所给文字:
•••
典型的蛛网膜下腔出血的表现为突然剧烈的头痛,有脑膜刺激征,腰穿脑脊液呈血性,诊断并不困难。但在起病较慢,症状不典型,或出现昏迷,有颅神经损害或肢体瘫痪,病史又不清楚的患者,误诊情况较多。分析本组病例误诊的原因。

2.1误诊为高血压脑病6例:患者表现为头昏、轻度头痛伴血压明显升高,血压在180~215/95~130mmHg。患者均为60岁以上的老年。门诊未查体及头颅CT检查。给予降压治疗后血压正常后头痛无明显好转。入院后头颅CT检查5例检查诊断SAH。1例腰穿检查脑脊液为血性脑脊液诊断SAH。误诊原因:没有进行神经系统查体及相应的辅助检查。

2.2误诊为椎基底动脉供血不足6例:患者表现为头晕、恶心、呕吐伴轻度头昏、头痛。既往患者反复出现头晕、恶心、呕吐。入院时脑膜刺激征可疑。未查头颅CT。给予扩张血管治疗后头痛明显加重。头颅CT检查诊断SAH。误诊原因:对病史特点重视不够。

2.3误诊为血管神经性头痛5例:患者表现为不同程度的头顶、颞部、额部及枕部胀痛、跳痛。3例出现脑膜刺激征可疑阳性。4例出现恶心、呕吐。3例头颅CT检查诊断SAH。2例头颅CT检查未见异常,入院后腰穿检查诊断SAH。误诊原因:发病症状体征不典型。

2.4误诊为病毒性脑炎3例:患者受凉“感冒”后出现低热、头痛,随之出现意识障碍。颈部抵抗。头颅CT及腰穿检查诊断SAH。误诊原因:发病症状体征不典型。
•••
材料摘录:
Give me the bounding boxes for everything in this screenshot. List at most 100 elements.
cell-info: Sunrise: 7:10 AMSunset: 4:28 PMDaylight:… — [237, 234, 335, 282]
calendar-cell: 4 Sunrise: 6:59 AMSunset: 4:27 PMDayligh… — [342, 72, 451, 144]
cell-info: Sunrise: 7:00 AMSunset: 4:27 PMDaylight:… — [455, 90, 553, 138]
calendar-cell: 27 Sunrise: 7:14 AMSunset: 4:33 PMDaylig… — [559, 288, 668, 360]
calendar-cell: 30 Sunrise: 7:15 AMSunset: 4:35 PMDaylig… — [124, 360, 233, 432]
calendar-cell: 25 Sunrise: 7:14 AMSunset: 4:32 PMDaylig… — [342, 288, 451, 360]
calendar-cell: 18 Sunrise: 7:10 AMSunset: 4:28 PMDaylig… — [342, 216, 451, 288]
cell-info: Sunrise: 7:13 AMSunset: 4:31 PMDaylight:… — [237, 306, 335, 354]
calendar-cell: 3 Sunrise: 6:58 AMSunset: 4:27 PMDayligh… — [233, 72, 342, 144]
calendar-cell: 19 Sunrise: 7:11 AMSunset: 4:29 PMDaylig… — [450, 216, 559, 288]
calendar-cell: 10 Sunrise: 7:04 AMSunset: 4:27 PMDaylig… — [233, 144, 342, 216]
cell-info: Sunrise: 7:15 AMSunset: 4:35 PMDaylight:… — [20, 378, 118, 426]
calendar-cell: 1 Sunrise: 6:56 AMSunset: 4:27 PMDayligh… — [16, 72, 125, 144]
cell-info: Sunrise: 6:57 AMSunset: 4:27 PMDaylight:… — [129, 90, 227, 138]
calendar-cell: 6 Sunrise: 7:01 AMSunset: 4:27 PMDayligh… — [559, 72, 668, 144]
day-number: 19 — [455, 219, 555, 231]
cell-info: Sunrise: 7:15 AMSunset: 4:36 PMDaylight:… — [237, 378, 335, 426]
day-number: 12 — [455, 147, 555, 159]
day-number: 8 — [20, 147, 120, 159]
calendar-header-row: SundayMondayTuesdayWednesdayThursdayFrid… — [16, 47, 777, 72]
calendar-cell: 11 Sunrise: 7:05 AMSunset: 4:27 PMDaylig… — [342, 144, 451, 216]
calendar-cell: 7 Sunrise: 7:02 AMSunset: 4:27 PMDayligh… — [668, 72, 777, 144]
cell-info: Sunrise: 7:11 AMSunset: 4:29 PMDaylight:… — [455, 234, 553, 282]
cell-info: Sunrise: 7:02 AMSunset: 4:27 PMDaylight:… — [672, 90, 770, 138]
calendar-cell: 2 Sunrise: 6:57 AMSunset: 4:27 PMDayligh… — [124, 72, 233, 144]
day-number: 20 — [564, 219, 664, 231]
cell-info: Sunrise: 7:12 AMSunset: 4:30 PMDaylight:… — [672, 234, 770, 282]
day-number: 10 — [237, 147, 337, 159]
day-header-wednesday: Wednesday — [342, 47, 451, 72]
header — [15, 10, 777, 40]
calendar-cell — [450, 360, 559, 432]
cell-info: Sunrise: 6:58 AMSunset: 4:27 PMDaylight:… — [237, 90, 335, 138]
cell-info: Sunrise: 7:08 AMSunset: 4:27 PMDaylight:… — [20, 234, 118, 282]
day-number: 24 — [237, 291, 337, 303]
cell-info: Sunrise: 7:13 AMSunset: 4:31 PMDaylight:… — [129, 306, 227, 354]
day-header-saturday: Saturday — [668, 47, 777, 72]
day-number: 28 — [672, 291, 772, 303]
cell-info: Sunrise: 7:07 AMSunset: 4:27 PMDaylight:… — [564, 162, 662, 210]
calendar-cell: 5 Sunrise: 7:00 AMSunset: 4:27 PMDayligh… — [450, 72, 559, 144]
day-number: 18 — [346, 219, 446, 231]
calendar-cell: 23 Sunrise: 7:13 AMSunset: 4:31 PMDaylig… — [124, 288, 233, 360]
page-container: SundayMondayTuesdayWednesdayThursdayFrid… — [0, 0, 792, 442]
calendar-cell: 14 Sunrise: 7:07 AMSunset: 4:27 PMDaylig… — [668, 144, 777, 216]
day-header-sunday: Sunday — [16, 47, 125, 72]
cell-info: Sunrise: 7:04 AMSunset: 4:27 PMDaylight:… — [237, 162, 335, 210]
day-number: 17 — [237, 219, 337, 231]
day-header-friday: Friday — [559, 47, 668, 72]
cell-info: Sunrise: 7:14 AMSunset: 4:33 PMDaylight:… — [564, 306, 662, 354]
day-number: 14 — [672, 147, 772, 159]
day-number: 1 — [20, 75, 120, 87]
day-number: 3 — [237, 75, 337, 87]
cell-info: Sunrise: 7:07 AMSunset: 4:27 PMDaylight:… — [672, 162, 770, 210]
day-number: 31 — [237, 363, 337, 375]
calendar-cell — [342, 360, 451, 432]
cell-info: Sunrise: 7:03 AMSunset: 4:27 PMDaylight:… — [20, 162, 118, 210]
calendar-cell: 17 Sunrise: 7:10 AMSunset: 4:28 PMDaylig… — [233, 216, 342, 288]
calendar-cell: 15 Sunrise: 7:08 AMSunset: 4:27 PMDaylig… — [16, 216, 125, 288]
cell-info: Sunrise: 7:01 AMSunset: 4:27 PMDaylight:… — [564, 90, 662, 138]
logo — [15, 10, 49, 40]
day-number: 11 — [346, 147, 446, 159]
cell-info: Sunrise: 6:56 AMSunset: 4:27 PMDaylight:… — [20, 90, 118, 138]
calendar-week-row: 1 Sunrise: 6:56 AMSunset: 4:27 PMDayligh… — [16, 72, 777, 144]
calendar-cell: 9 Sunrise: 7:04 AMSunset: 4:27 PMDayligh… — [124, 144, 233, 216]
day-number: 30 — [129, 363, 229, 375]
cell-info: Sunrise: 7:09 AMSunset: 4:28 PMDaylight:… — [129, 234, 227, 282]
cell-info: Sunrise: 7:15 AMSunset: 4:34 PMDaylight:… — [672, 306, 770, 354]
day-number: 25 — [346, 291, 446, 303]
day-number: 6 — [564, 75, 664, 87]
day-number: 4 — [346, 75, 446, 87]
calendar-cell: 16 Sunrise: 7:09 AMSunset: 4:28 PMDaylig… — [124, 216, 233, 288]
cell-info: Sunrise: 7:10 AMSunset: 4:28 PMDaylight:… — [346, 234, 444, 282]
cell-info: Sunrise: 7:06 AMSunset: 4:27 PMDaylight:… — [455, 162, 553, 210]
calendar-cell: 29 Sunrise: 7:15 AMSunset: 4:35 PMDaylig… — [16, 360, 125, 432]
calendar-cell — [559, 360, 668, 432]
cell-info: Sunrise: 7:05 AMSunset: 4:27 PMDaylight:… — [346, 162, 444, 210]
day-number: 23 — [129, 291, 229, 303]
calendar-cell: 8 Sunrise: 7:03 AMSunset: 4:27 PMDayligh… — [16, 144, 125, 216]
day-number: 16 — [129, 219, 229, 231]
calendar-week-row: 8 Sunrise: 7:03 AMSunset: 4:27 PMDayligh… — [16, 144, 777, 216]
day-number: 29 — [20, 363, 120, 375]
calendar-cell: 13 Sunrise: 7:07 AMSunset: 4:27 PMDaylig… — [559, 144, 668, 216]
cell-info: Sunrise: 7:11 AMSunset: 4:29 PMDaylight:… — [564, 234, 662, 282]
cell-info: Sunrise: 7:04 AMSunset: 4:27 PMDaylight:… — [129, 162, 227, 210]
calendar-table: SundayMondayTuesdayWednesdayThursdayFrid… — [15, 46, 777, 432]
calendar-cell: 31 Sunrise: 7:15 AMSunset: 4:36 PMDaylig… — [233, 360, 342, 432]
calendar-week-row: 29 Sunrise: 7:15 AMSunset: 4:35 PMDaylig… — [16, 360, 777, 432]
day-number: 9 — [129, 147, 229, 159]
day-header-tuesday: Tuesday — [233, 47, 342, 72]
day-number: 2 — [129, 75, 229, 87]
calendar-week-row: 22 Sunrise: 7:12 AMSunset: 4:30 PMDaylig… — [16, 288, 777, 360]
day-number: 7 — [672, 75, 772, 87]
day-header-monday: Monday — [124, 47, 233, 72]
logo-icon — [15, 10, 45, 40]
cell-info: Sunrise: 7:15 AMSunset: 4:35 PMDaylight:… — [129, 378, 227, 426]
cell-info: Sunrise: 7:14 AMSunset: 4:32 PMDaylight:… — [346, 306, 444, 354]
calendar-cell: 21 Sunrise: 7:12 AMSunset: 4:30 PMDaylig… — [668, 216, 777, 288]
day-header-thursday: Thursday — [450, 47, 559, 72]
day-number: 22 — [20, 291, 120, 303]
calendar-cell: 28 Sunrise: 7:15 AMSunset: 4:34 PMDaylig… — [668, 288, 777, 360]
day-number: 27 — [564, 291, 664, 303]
•••
你的任务:
a – 在蛛网膜下腔出血误诊分析中,误诊为椎基底动脉供血不足的病例,误诊原因是什么?
b – 从蛛网膜下腔出血误诊分析的最后一句之后接着往下写。

依次作答:
a – 对病史特点重视不够。

b –
2.5误诊为酒精中毒2例:患者均大量饮酒后恶心、呕吐1~2小时,昏睡20~35分钟。给予解酒治疗后患者诉头痛剧烈。头颅CT检查诊断SAH。误诊原因:被其他疾病所掩盖。

2.6误诊为癫痫2例:患者突发四肢强直、抽搐,意识丧失,伴小便失禁。持续2~3分钟。发作后患者诉头痛伴恶心、呕吐,脑膜刺激征阳性。1例既往患有癫痫病史。头颅CT检查诊断SAH。误诊原因:被其他疾病所掩盖和首发症状不典型。

2.7误诊为糖尿病昏迷2例:患者既往患糖尿病,进甜食后出现昏迷1~2小时。检查血糖低,1例为26.5mmol/L,另1例为31.4mmol/L。纠正血糖正常后患者仍然昏迷。头颅CT检查诊断SAH。误诊原因:被其他疾病所掩盖和首发症状不典型。

2.8误诊为冠心病心绞痛1例:患者81岁的老年男性;轻度头昏、头痛伴恶心无呕吐30分钟后心前区疼痛。颈部抵抗阳性,门诊心电图检查广泛心肌缺血。给予硝酸甘油治疗后头昏、头痛明显加重;伴恶心、呕吐。头颅CT检查诊断SAH。收入院。误诊原因:被其他疾病所掩盖和首发症状不典型以及对病史重视不够。

3.讨论

蛛网膜下腔出血典型表现:突发剧烈头痛伴恶心、呕吐,脑膜刺激征阳性,血性脑脊液。但不典型患者蛛网膜下腔出血的误诊范围较广,误诊疾病有20余种,有的疾病甚至超出了神经科的范围。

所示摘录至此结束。